> What the task requires: Transcribe every record that appears below, exactly and in full.

———

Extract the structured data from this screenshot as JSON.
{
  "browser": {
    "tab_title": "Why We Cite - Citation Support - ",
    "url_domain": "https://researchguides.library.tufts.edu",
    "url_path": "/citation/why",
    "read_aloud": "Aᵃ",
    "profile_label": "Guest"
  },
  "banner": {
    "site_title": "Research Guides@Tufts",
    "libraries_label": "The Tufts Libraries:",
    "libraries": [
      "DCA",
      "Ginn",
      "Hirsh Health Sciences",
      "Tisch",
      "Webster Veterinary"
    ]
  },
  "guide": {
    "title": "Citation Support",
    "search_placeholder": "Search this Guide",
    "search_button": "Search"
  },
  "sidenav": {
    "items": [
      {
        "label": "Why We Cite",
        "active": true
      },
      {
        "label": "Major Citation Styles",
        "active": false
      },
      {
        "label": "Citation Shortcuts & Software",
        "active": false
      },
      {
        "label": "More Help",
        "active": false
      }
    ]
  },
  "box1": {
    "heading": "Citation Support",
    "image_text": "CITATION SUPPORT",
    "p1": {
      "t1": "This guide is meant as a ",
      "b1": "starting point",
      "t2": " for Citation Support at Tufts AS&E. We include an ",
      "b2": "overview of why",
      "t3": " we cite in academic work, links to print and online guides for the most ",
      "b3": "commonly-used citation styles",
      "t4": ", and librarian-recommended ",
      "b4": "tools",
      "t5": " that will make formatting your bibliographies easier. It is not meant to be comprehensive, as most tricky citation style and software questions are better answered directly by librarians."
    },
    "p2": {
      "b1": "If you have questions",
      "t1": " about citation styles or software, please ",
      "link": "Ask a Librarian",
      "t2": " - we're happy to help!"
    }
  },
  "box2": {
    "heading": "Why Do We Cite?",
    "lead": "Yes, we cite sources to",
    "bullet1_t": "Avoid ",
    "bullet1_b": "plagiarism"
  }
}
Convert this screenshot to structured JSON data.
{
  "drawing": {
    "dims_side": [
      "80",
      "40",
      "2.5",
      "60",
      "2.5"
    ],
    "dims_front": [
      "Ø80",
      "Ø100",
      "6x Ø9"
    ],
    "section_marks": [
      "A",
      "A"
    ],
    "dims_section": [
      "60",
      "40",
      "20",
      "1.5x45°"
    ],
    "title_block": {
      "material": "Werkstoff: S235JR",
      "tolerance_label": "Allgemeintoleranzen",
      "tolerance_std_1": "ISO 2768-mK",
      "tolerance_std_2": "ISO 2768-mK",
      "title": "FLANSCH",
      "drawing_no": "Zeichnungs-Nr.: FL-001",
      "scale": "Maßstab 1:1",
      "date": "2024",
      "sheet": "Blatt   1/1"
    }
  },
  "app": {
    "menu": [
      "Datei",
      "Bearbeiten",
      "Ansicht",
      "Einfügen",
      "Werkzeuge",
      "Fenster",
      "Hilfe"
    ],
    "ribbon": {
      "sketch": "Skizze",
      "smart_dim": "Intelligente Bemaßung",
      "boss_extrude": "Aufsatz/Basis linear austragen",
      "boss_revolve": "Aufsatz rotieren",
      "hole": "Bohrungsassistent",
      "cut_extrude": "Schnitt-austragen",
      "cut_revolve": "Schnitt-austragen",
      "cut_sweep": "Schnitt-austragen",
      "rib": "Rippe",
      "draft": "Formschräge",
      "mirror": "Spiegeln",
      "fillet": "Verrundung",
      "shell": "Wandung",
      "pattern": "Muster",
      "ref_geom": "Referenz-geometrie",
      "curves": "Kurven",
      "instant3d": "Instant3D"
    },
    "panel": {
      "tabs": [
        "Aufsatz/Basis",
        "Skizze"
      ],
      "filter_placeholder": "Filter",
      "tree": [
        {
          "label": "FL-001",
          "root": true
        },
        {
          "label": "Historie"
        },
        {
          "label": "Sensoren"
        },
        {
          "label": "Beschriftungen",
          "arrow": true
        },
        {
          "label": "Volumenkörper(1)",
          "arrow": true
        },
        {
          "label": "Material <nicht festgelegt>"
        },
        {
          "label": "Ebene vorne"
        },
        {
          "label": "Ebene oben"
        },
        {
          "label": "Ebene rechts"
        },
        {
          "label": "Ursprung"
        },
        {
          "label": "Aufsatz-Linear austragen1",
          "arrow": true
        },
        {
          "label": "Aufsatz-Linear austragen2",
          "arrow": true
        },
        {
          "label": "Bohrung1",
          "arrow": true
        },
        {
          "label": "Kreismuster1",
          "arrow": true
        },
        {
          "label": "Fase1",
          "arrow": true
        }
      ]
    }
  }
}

———

> Exercise result:
Extract the structured data from this screenshot as JSON.
{
  "browser": {
    "tab_title": "Why We Cite - Citation Support - ",
    "url_domain": "https://researchguides.library.tufts.edu",
    "url_path": "/citation/why",
    "read_aloud": "Aᵃ",
    "profile_label": "Guest"
  },
  "banner": {
    "site_title": "Research Guides@Tufts",
    "libraries_label": "The Tufts Libraries:",
    "libraries": [
      "DCA",
      "Ginn",
      "Hirsh Health Sciences",
      "Tisch",
      "Webster Veterinary"
    ]
  },
  "guide": {
    "title": "Citation Support",
    "search_placeholder": "Search this Guide",
    "search_button": "Search"
  },
  "sidenav": {
    "items": [
      {
        "label": "Why We Cite",
        "active": true
      },
      {
        "label": "Major Citation Styles",
        "active": false
      },
      {
        "label": "Citation Shortcuts & Software",
        "active": false
      },
      {
        "label": "More Help",
        "active": false
      }
    ]
  },
  "box1": {
    "heading": "Citation Support",
    "image_text": "CITATION SUPPORT",
    "p1": {
      "t1": "This guide is meant as a ",
      "b1": "starting point",
      "t2": " for Citation Support at Tufts AS&E. We include an ",
      "b2": "overview of why",
      "t3": " we cite in academic work, links to print and online guides for the most ",
      "b3": "commonly-used citation styles",
      "t4": ", and librarian-recommended ",
      "b4": "tools",
      "t5": " that will make formatting your bibliographies easier. It is not meant to be comprehensive, as most tricky citation style and software questions are better answered directly by librarians."
    },
    "p2": {
      "b1": "If you have questions",
      "t1": " about citation styles or software, please ",
      "link": "Ask a Librarian",
      "t2": " - we're happy to help!"
    }
  },
  "box2": {
    "heading": "Why Do We Cite?",
    "lead": "Yes, we cite sources to",
    "bullet1_t": "Avoid ",
    "bullet1_b": "plagiarism"
  }
}
Convert this screenshot to structured JSON data.
{
  "drawing": {
    "dims_side": [
      "80",
      "40",
      "2.5",
      "60",
      "2.5"
    ],
    "dims_front": [
      "Ø80",
      "Ø100",
      "6x Ø9"
    ],
    "section_marks": [
      "A",
      "A"
    ],
    "dims_section": [
      "60",
      "40",
      "20",
      "1.5x45°"
    ],
    "title_block": {
      "material": "Werkstoff: S235JR",
      "tolerance_label": "Allgemeintoleranzen",
      "tolerance_std_1": "ISO 2768-mK",
      "tolerance_std_2": "ISO 2768-mK",
      "title": "FLANSCH",
      "drawing_no": "Zeichnungs-Nr.: FL-001",
      "scale": "Maßstab 1:1",
      "date": "2024",
      "sheet": "Blatt   1/1"
    }
  },
  "app": {
    "menu": [
      "Datei",
      "Bearbeiten",
      "Ansicht",
      "Einfügen",
      "Werkzeuge",
      "Fenster",
      "Hilfe"
    ],
    "ribbon": {
      "sketch": "Skizze",
      "smart_dim": "Intelligente Bemaßung",
      "boss_extrude": "Aufsatz/Basis linear austragen",
      "boss_revolve": "Aufsatz rotieren",
      "hole": "Bohrungsassistent",
      "cut_extrude": "Schnitt-austragen",
      "cut_revolve": "Schnitt-austragen",
      "cut_sweep": "Schnitt-austragen",
      "rib": "Rippe",
      "draft": "Formschräge",
      "mirror": "Spiegeln",
      "fillet": "Verrundung",
      "shell": "Wandung",
      "pattern": "Muster",
      "ref_geom": "Referenz-geometrie",
      "curves": "Kurven",
      "instant3d": "Instant3D"
    },
    "panel": {
      "tabs": [
        "Aufsatz/Basis",
        "Skizze"
      ],
      "filter_placeholder": "Filter",
      "tree": [
        {
          "label": "FL-001",
          "root": true
        },
        {
          "label": "Historie"
        },
        {
          "label": "Sensoren"
        },
        {
          "label": "Beschriftungen",
          "arrow": true
        },
        {
          "label": "Volumenkörper(1)",
          "arrow": true
        },
        {
          "label": "Material <nicht festgelegt>"
        },
        {
          "label": "Ebene vorne"
        },
        {
          "label": "Ebene oben"
        },
        {
          "label": "Ebene rechts"
        },
        {
          "label": "Ursprung"
        },
        {
          "label": "Aufsatz-Linear austragen1",
          "arrow": true
        },
        {
          "label": "Aufsatz-Linear austragen2",
          "arrow": true
        },
        {
          "label": "Bohrung1",
          "arrow": true
        },
        {
          "label": "Kreismuster1",
          "arrow": true
        },
        {
          "label": "Fase1",
          "arrow": true
        }
      ]
    }
  }
}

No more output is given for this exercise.